## The exercise
List each line of the data that holds the word "this".

Stored entries:
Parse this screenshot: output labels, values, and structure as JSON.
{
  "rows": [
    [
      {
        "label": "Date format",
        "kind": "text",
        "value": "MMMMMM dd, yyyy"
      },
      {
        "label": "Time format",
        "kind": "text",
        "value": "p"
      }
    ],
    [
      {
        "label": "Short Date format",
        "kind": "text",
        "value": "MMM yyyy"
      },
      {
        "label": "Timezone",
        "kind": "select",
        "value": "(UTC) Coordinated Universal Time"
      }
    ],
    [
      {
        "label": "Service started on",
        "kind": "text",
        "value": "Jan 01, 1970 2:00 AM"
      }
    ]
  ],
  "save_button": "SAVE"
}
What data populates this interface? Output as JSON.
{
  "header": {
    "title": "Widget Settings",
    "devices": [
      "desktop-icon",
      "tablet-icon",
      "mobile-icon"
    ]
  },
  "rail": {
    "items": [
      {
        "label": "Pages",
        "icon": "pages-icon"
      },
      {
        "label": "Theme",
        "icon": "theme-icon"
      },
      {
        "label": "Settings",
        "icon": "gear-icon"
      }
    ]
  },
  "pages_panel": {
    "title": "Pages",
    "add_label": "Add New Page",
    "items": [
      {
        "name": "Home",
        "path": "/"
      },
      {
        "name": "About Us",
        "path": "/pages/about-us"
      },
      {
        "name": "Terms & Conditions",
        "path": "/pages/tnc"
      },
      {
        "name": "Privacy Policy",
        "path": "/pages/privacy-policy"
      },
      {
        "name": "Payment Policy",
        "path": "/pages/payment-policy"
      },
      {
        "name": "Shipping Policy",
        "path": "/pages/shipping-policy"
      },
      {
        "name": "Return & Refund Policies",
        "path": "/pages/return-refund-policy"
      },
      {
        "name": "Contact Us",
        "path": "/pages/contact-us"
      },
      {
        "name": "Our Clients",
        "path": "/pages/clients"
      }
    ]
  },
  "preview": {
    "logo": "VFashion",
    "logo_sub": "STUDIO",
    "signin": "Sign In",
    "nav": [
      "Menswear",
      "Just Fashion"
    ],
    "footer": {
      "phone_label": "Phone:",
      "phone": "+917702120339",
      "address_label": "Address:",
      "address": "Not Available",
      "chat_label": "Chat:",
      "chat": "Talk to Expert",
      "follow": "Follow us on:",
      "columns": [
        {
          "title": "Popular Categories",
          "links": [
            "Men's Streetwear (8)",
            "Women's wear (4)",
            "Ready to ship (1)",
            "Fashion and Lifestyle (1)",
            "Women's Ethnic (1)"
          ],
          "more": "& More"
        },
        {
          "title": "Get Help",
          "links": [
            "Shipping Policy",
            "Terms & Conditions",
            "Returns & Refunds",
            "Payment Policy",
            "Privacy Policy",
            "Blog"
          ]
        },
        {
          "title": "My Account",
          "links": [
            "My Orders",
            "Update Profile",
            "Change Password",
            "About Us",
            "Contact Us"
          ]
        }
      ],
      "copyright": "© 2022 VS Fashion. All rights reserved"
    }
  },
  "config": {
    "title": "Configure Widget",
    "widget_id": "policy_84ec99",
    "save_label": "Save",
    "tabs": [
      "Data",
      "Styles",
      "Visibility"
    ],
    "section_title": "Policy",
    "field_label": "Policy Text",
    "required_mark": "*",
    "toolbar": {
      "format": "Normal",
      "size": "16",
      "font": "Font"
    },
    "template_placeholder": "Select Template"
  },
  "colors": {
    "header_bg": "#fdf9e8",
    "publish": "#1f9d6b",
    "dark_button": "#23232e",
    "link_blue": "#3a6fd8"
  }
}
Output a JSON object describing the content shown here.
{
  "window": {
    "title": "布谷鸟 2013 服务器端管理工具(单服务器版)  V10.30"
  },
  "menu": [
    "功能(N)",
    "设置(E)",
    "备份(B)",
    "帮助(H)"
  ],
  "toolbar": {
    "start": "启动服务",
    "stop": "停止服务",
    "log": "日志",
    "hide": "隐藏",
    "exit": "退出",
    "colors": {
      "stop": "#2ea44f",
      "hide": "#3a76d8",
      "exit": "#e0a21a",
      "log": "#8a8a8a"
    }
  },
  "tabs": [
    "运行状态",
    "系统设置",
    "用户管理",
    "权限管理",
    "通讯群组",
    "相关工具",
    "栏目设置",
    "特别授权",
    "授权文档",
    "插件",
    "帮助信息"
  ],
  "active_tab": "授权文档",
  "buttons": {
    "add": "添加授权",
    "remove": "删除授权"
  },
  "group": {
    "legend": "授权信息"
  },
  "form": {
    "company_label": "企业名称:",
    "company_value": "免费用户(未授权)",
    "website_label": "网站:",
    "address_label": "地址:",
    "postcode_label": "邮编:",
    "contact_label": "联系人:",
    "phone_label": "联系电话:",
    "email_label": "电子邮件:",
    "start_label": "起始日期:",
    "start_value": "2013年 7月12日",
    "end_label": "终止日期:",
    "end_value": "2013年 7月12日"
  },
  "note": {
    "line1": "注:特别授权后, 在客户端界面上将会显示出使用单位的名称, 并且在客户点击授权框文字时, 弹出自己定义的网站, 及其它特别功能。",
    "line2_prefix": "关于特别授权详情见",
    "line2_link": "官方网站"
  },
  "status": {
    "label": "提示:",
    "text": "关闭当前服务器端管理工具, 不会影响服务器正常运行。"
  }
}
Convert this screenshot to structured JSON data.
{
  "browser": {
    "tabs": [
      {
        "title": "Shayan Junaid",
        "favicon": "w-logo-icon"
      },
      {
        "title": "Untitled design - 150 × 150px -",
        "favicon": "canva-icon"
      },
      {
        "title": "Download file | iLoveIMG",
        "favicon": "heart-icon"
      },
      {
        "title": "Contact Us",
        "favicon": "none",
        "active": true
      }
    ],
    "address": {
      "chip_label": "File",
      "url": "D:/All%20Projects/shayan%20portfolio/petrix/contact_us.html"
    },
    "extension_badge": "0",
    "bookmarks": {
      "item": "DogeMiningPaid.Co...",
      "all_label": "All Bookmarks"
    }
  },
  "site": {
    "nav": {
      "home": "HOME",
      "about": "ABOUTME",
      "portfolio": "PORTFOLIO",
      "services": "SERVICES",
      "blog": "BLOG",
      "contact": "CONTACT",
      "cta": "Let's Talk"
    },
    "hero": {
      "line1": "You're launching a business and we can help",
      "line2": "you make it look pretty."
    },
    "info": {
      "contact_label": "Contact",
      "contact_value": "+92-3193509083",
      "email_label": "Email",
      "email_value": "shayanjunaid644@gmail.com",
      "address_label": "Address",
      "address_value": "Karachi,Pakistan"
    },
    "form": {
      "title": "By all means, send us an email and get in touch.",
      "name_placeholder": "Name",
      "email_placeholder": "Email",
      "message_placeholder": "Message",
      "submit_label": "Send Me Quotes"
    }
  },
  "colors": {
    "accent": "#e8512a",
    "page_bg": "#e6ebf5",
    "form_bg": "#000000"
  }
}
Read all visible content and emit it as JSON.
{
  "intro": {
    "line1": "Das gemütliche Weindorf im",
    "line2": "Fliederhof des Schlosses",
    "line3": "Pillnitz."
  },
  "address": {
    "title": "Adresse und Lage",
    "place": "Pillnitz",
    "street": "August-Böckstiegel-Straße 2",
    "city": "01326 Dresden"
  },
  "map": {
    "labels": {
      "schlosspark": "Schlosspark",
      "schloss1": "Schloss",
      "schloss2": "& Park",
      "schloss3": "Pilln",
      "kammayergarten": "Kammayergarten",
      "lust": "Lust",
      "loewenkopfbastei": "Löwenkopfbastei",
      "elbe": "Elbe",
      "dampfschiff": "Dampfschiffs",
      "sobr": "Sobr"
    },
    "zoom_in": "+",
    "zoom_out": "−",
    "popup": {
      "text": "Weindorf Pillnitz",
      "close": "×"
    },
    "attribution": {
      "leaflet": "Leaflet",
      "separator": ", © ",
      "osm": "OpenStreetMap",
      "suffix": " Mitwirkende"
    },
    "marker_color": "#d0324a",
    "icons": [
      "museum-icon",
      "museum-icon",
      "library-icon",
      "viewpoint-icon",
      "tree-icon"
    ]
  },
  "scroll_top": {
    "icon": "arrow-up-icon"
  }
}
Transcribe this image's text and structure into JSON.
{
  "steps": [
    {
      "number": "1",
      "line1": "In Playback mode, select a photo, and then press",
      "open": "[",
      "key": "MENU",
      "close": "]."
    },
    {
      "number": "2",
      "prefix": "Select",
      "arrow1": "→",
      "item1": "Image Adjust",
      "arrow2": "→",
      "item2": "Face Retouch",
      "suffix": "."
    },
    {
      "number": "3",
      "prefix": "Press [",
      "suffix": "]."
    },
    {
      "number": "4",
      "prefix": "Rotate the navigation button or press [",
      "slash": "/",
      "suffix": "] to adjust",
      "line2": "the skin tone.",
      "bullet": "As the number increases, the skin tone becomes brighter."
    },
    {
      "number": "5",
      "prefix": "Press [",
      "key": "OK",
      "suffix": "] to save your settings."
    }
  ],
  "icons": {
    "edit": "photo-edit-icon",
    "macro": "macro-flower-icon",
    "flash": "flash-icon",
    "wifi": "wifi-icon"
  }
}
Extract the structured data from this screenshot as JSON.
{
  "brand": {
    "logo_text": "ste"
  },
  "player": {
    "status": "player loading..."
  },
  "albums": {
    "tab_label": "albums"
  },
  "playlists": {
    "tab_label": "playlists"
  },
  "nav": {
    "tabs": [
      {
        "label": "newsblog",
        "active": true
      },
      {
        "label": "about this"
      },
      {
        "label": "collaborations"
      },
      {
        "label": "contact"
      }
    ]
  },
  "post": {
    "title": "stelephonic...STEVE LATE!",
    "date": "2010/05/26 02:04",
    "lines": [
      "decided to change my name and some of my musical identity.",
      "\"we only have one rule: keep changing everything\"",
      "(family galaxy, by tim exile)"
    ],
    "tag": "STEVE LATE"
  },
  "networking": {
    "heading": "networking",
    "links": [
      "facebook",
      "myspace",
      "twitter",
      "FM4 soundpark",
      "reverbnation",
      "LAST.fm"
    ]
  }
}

## Full output
Parse this screenshot: output labels, values, and structure as JSON.
What data populates this interface? Output as JSON.
Convert this screenshot to structured JSON data.
Transcribe this image's text and structure into JSON.
Extract the structured data from this screenshot as JSON.
        "label": "about this"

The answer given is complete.